## Data shown
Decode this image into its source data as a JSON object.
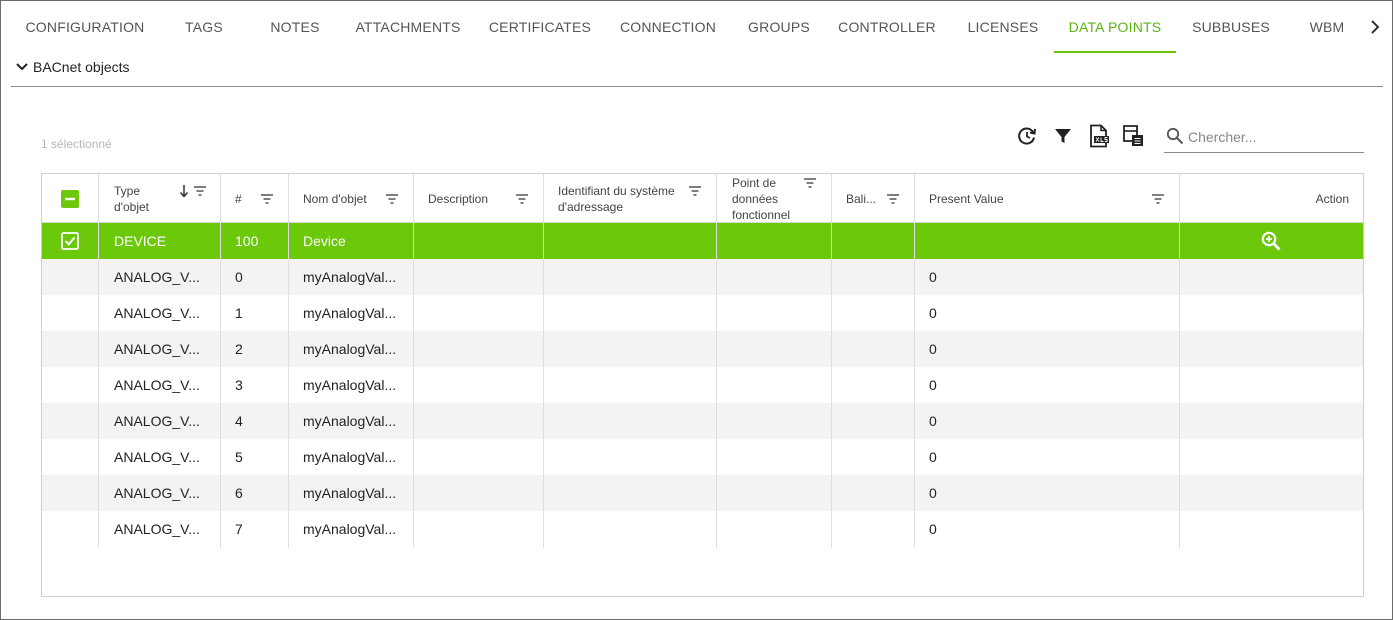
{
  "tabs": [
    {
      "label": "CONFIGURATION",
      "active": false
    },
    {
      "label": "TAGS",
      "active": false
    },
    {
      "label": "NOTES",
      "active": false
    },
    {
      "label": "ATTACHMENTS",
      "active": false
    },
    {
      "label": "CERTIFICATES",
      "active": false
    },
    {
      "label": "CONNECTION",
      "active": false
    },
    {
      "label": "GROUPS",
      "active": false
    },
    {
      "label": "CONTROLLER",
      "active": false
    },
    {
      "label": "LICENSES",
      "active": false
    },
    {
      "label": "DATA POINTS",
      "active": true
    },
    {
      "label": "SUBBUSES",
      "active": false
    },
    {
      "label": "WBM",
      "active": false
    }
  ],
  "section": {
    "title": "BACnet objects",
    "expanded": true
  },
  "toolbar": {
    "selected_count": "1 sélectionné",
    "icons": [
      "refresh-icon",
      "filter-icon",
      "export-xlsx-icon",
      "column-settings-icon"
    ],
    "search_placeholder": "Chercher..."
  },
  "table": {
    "columns": [
      {
        "label": "Type d'objet",
        "sort": "descending",
        "filter": true
      },
      {
        "label": "#",
        "filter": true
      },
      {
        "label": "Nom d'objet",
        "filter": true
      },
      {
        "label": "Description",
        "filter": true
      },
      {
        "label": "Identifiant du système d'adressage",
        "filter": true
      },
      {
        "label": "Point de données fonctionnel",
        "filter": true
      },
      {
        "label": "Bali...",
        "filter": true
      },
      {
        "label": "Present Value",
        "filter": true
      },
      {
        "label": "Action",
        "filter": false
      }
    ],
    "header_checkbox": "indeterminate",
    "rows": [
      {
        "selected": true,
        "type": "DEVICE",
        "num": "100",
        "name": "Device",
        "description": "",
        "address_id": "",
        "functional_point": "",
        "tag": "",
        "present_value": "",
        "action": "zoom-in-icon"
      },
      {
        "selected": false,
        "type": "ANALOG_V...",
        "num": "0",
        "name": "myAnalogVal...",
        "description": "",
        "address_id": "",
        "functional_point": "",
        "tag": "",
        "present_value": "0",
        "action": ""
      },
      {
        "selected": false,
        "type": "ANALOG_V...",
        "num": "1",
        "name": "myAnalogVal...",
        "description": "",
        "address_id": "",
        "functional_point": "",
        "tag": "",
        "present_value": "0",
        "action": ""
      },
      {
        "selected": false,
        "type": "ANALOG_V...",
        "num": "2",
        "name": "myAnalogVal...",
        "description": "",
        "address_id": "",
        "functional_point": "",
        "tag": "",
        "present_value": "0",
        "action": ""
      },
      {
        "selected": false,
        "type": "ANALOG_V...",
        "num": "3",
        "name": "myAnalogVal...",
        "description": "",
        "address_id": "",
        "functional_point": "",
        "tag": "",
        "present_value": "0",
        "action": ""
      },
      {
        "selected": false,
        "type": "ANALOG_V...",
        "num": "4",
        "name": "myAnalogVal...",
        "description": "",
        "address_id": "",
        "functional_point": "",
        "tag": "",
        "present_value": "0",
        "action": ""
      },
      {
        "selected": false,
        "type": "ANALOG_V...",
        "num": "5",
        "name": "myAnalogVal...",
        "description": "",
        "address_id": "",
        "functional_point": "",
        "tag": "",
        "present_value": "0",
        "action": ""
      },
      {
        "selected": false,
        "type": "ANALOG_V...",
        "num": "6",
        "name": "myAnalogVal...",
        "description": "",
        "address_id": "",
        "functional_point": "",
        "tag": "",
        "present_value": "0",
        "action": ""
      },
      {
        "selected": false,
        "type": "ANALOG_V...",
        "num": "7",
        "name": "myAnalogVal...",
        "description": "",
        "address_id": "",
        "functional_point": "",
        "tag": "",
        "present_value": "0",
        "action": ""
      }
    ]
  },
  "colors": {
    "accent": "#6cc80a",
    "active_tab_text": "#5bb710"
  }
}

## What the task asks
All of the material above should be reproduced exactly, except the pictures.

## Response
Decode this image into its source data as a JSON object.
{
  "tabs": [
    {
      "label": "CONFIGURATION",
      "active": false
    },
    {
      "label": "TAGS",
      "active": false
    },
    {
      "label": "NOTES",
      "active": false
    },
    {
      "label": "ATTACHMENTS",
      "active": false
    },
    {
      "label": "CERTIFICATES",
      "active": false
    },
    {
      "label": "CONNECTION",
      "active": false
    },
    {
      "label": "GROUPS",
      "active": false
    },
    {
      "label": "CONTROLLER",
      "active": false
    },
    {
      "label": "LICENSES",
      "active": false
    },
    {
      "label": "DATA POINTS",
      "active": true
    },
    {
      "label": "SUBBUSES",
      "active": false
    },
    {
      "label": "WBM",
      "active": false
    }
  ],
  "section": {
    "title": "BACnet objects",
    "expanded": true
  },
  "toolbar": {
    "selected_count": "1 sélectionné",
    "icons": [
      "refresh-icon",
      "filter-icon",
      "export-xlsx-icon",
      "column-settings-icon"
    ],
    "search_placeholder": "Chercher..."
  },
  "table": {
    "columns": [
      {
        "label": "Type d'objet",
        "sort": "descending",
        "filter": true
      },
      {
        "label": "#",
        "filter": true
      },
      {
        "label": "Nom d'objet",
        "filter": true
      },
      {
        "label": "Description",
        "filter": true
      },
      {
        "label": "Identifiant du système d'adressage",
        "filter": true
      },
      {
        "label": "Point de données fonctionnel",
        "filter": true
      },
      {
        "label": "Bali...",
        "filter": true
      },
      {
        "label": "Present Value",
        "filter": true
      },
      {
        "label": "Action",
        "filter": false
      }
    ],
    "header_checkbox": "indeterminate",
    "rows": [
      {
        "selected": true,
        "type": "DEVICE",
        "num": "100",
        "name": "Device",
        "description": "",
        "address_id": "",
        "functional_point": "",
        "tag": "",
        "present_value": "",
        "action": "zoom-in-icon"
      },
      {
        "selected": false,
        "type": "ANALOG_V...",
        "num": "0",
        "name": "myAnalogVal...",
        "description": "",
        "address_id": "",
        "functional_point": "",
        "tag": "",
        "present_value": "0",
        "action": ""
      },
      {
        "selected": false,
        "type": "ANALOG_V...",
        "num": "1",
        "name": "myAnalogVal...",
        "description": "",
        "address_id": "",
        "functional_point": "",
        "tag": "",
        "present_value": "0",
        "action": ""
      },
      {
        "selected": false,
        "type": "ANALOG_V...",
        "num": "2",
        "name": "myAnalogVal...",
        "description": "",
        "address_id": "",
        "functional_point": "",
        "tag": "",
        "present_value": "0",
        "action": ""
      },
      {
        "selected": false,
        "type": "ANALOG_V...",
        "num": "3",
        "name": "myAnalogVal...",
        "description": "",
        "address_id": "",
        "functional_point": "",
        "tag": "",
        "present_value": "0",
        "action": ""
      },
      {
        "selected": false,
        "type": "ANALOG_V...",
        "num": "4",
        "name": "myAnalogVal...",
        "description": "",
        "address_id": "",
        "functional_point": "",
        "tag": "",
        "present_value": "0",
        "action": ""
      },
      {
        "selected": false,
        "type": "ANALOG_V...",
        "num": "5",
        "name": "myAnalogVal...",
        "description": "",
        "address_id": "",
        "functional_point": "",
        "tag": "",
        "present_value": "0",
        "action": ""
      },
      {
        "selected": false,
        "type": "ANALOG_V...",
        "num": "6",
        "name": "myAnalogVal...",
        "description": "",
        "address_id": "",
        "functional_point": "",
        "tag": "",
        "present_value": "0",
        "action": ""
      },
      {
        "selected": false,
        "type": "ANALOG_V...",
        "num": "7",
        "name": "myAnalogVal...",
        "description": "",
        "address_id": "",
        "functional_point": "",
        "tag": "",
        "present_value": "0",
        "action": ""
      }
    ]
  },
  "colors": {
    "accent": "#6cc80a",
    "active_tab_text": "#5bb710"
  }
}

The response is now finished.